> [Text]:
-- -- --
We use our `get_chat_template` function to get the correct chat template. We support `zephyr, chatml, mistral, llama, alpaca, vicuna, vicuna_old, phi3, llama3, phi4, qwen2.5, gemma3` and more.

In [None]:
from datasets import load_dataset
from unsloth.chat_templates import standardize_data_formats, get_chat_template

tokenizer = get_chat_template(
    tokenizer,
    chat_template="gemma-3",
)

train_dataset = load_dataset("chiffonng/en-vocab-mnemonics-chat", split="train")
val_dataset = load_dataset("chiffonng/en-vocab-mnemonics-chat", split="val")
test_dataset = load_dataset("chiffonng/en-vocab-mnemonics-test", split="test")

In [24]:
train_dataset = standardize_data_formats(train_dataset)
val_dataset = standardize_data_formats(val_dataset)

In [None]:
train_dataset[0]

We now have to apply the chat template for `Gemma-3` onto the conversations, and save it to `text`

In [None]:
def apply_chat_template(examples):
    texts = tokenizer.apply_chat_template(
        examples["messages"], add_generation_prompt=False
    )
    return {"text": texts}


train_dataset = train_dataset.map(apply_chat_template, batched=True)
val_dataset = val_dataset.map(apply_chat_template, batched=True)

Let's see how the chat template did! Notice `Gemma-3` default adds a `<bos>`!

In [20]:
train_dataset.column_names

['term', 'mnemonic', 'main_type', 'messages', 'text']

In [22]:
# Try this prior to training to debug
print("Sample text field format:", type(train_dataset[0]["text"]))
print("Is text field uniform?")
all_types = set(type(item["text"]) for item in train_dataset)
print("Number of different types:", len(all_types))
print("Types found:", all_types)

Sample text field format: <class 'str'>
Is text field uniform?
-- -- --
> [Written tasks]:
- A) In the notebook excerpt, which dataset is loaded with the split "test"?
- B) Extract the part of the notebook excerpt that begins at the words "val_dataset = val_dataset.map(apply_chat_template, batched=True)" and ends after "item in train_dataset)".
The material that follows comes from a separate source.
-- -- --
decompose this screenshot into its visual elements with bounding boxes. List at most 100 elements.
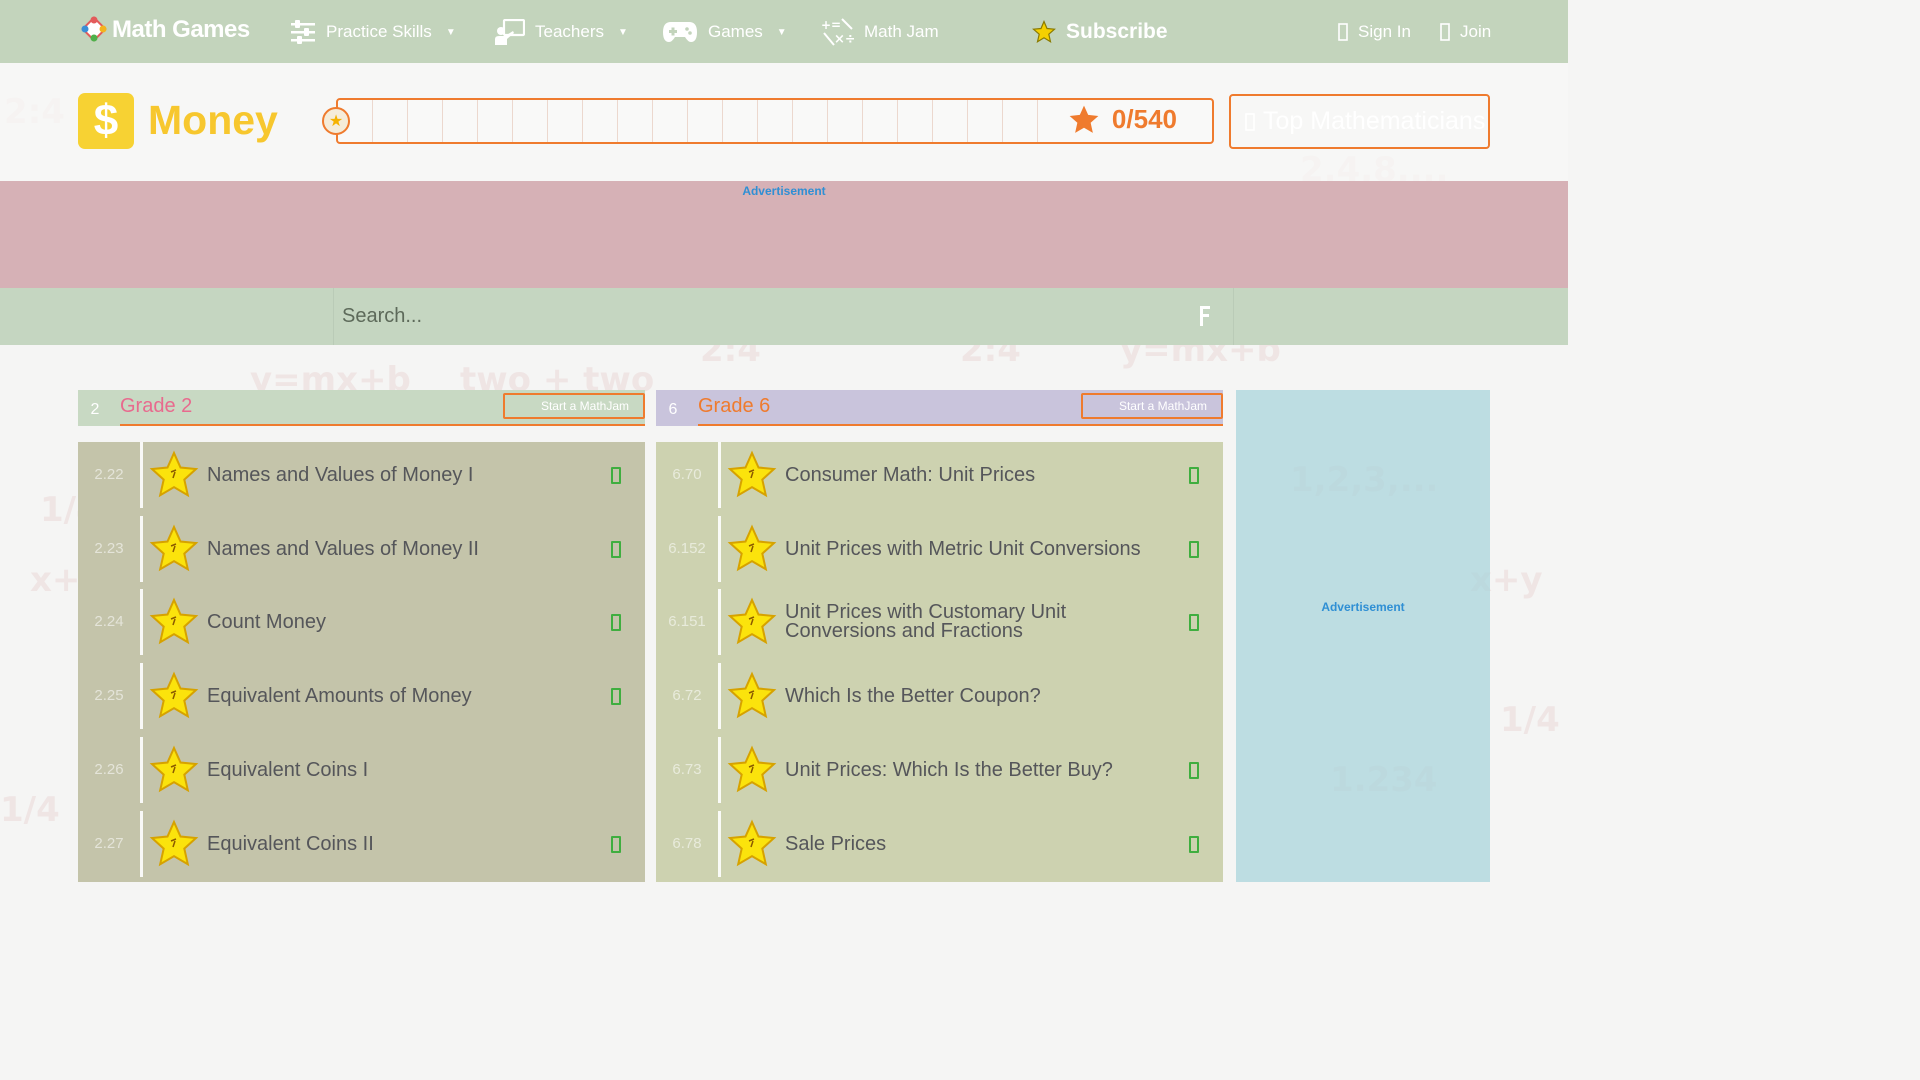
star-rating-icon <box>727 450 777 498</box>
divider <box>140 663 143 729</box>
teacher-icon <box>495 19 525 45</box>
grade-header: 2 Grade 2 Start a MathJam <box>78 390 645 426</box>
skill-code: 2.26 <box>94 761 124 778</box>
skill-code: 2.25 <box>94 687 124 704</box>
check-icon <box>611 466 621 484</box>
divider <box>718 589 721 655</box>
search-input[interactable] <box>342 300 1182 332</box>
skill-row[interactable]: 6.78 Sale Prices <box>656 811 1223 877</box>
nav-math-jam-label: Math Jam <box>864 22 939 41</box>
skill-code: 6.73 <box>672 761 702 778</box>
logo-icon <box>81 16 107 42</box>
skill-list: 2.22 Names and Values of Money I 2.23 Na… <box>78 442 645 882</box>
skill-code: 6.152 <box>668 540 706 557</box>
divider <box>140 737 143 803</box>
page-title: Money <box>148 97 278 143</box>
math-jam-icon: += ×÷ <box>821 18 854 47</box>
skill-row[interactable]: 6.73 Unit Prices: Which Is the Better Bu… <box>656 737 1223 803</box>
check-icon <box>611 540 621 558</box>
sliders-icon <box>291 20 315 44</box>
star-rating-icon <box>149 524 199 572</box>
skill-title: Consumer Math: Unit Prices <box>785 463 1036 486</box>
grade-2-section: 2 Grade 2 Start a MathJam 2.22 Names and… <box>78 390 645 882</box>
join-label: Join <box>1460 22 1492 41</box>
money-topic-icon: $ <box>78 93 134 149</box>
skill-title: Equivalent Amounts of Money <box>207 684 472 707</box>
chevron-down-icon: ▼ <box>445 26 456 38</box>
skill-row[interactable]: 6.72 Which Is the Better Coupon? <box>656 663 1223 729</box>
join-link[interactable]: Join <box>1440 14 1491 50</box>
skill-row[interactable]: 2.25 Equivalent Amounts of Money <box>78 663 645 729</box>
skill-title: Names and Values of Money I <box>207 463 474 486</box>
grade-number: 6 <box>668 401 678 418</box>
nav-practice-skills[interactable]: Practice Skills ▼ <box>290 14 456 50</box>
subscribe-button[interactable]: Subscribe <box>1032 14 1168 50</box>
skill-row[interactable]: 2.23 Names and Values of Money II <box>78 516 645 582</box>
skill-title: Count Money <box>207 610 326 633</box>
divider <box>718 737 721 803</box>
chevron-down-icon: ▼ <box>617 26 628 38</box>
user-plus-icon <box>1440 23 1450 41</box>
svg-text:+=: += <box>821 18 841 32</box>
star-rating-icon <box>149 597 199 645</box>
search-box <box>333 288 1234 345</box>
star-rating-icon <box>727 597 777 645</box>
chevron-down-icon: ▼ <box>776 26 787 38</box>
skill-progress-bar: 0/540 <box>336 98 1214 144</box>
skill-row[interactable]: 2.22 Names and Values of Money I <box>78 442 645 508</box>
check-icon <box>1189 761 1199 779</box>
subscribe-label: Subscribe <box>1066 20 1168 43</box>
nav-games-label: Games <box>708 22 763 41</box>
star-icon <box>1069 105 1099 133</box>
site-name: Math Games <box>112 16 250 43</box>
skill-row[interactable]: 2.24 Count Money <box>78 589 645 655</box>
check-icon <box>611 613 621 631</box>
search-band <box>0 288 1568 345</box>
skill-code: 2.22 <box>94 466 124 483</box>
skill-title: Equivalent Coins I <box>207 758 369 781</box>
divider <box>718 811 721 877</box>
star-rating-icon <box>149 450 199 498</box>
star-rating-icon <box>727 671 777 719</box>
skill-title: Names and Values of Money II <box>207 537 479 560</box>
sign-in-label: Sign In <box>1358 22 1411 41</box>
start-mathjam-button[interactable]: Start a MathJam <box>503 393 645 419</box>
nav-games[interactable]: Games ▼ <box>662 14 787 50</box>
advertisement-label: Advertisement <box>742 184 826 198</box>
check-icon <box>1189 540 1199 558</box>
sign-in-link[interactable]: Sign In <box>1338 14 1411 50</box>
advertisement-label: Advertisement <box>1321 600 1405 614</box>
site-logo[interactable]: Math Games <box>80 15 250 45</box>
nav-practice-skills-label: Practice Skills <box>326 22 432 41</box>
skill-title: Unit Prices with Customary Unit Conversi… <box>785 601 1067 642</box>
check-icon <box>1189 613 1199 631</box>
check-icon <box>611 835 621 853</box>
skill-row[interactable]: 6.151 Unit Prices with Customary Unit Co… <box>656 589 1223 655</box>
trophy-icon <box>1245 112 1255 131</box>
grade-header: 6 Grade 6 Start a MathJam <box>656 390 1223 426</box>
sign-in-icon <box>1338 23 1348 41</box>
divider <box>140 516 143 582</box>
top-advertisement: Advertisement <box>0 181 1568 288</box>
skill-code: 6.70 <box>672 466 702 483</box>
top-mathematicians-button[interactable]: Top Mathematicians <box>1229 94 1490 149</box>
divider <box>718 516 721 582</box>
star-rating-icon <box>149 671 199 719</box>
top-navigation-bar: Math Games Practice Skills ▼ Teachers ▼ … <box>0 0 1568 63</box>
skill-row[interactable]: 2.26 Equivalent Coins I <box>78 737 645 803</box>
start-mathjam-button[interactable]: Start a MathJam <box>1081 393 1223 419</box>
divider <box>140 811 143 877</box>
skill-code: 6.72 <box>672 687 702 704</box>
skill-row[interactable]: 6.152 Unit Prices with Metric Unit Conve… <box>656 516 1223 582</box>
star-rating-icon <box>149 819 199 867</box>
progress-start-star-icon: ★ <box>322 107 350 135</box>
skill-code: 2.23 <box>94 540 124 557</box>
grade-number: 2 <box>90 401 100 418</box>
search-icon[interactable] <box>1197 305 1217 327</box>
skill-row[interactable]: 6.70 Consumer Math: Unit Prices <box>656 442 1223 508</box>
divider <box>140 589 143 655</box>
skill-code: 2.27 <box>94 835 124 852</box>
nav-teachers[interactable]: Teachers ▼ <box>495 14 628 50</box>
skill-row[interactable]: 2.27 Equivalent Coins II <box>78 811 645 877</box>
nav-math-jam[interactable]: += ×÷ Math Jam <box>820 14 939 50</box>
-- -- --
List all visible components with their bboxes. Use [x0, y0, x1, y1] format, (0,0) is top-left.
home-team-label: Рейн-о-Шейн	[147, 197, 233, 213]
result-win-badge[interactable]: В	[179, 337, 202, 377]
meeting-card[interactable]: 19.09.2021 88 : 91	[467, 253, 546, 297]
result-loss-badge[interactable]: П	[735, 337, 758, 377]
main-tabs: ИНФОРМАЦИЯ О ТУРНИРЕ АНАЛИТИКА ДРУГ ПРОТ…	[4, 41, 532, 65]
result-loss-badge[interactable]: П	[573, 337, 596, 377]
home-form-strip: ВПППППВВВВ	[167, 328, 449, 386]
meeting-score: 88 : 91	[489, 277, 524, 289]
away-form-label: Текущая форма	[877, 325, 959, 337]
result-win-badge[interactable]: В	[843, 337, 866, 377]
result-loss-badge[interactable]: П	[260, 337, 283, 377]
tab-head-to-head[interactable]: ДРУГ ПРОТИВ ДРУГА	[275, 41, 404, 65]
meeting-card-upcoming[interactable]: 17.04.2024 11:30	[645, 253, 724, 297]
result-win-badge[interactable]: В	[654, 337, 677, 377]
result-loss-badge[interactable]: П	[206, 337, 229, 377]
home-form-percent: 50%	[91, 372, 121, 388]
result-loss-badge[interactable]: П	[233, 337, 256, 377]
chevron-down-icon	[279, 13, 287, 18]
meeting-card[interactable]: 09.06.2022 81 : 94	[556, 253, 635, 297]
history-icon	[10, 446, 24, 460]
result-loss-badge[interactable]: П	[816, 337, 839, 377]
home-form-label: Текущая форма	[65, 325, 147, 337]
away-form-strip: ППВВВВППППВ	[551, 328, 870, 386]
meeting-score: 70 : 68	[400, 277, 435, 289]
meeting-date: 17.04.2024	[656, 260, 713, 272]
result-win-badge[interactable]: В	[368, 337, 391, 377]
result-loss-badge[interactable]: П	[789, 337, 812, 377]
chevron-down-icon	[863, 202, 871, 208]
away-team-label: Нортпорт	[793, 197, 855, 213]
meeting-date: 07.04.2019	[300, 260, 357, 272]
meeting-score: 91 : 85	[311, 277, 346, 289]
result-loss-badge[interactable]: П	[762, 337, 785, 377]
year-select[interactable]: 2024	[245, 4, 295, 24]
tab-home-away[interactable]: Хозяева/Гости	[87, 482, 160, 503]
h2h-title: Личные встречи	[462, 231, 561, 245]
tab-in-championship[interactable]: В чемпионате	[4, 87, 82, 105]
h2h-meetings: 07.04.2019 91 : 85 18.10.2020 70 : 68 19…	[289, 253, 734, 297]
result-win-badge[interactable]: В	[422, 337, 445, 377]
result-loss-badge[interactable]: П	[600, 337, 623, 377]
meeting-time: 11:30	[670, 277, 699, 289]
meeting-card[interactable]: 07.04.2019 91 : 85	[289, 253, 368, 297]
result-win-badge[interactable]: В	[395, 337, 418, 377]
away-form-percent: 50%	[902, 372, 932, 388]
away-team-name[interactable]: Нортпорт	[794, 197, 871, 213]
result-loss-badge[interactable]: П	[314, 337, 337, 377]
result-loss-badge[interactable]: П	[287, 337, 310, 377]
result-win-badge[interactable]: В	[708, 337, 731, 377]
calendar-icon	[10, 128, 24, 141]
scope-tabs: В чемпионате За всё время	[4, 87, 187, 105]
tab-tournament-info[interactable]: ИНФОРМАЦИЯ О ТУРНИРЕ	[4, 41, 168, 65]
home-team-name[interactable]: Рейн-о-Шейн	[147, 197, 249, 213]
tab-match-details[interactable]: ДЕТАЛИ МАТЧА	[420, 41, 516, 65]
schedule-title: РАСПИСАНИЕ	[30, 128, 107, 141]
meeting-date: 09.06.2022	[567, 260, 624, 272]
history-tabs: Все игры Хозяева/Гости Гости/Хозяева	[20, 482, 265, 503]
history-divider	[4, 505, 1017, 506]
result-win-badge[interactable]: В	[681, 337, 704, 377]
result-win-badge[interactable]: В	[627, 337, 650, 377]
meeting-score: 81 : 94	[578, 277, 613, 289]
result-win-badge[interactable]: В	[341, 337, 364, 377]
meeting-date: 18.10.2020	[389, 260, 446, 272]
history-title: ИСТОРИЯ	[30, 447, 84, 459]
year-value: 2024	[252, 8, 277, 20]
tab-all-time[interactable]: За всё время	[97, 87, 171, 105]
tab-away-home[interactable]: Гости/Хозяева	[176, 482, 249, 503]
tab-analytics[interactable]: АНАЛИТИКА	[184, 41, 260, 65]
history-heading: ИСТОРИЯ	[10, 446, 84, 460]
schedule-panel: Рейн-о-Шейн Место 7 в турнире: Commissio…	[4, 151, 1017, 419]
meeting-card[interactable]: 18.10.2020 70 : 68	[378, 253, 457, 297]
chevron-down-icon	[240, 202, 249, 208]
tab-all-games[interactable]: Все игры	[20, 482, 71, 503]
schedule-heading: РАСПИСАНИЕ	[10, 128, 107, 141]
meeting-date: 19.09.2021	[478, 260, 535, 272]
-- -- --
> [Solutions]:
- A) chiffonng/en-vocab-mnemonics-test

- B)
val_dataset = val_dataset.map(apply_chat_template, batched=True)

Let's see how the chat template did! Notice `Gemma-3` default adds a `<bos>`!

In [20]:
train_dataset.column_names

['term', 'mnemonic', 'main_type', 'messages', 'text']

In [22]:
# Try this prior to training to debug
print("Sample text field format:", type(train_dataset[0]["text"]))
print("Is text field uniform?")
all_types = set(type(item["text"]) for item in train_dataset)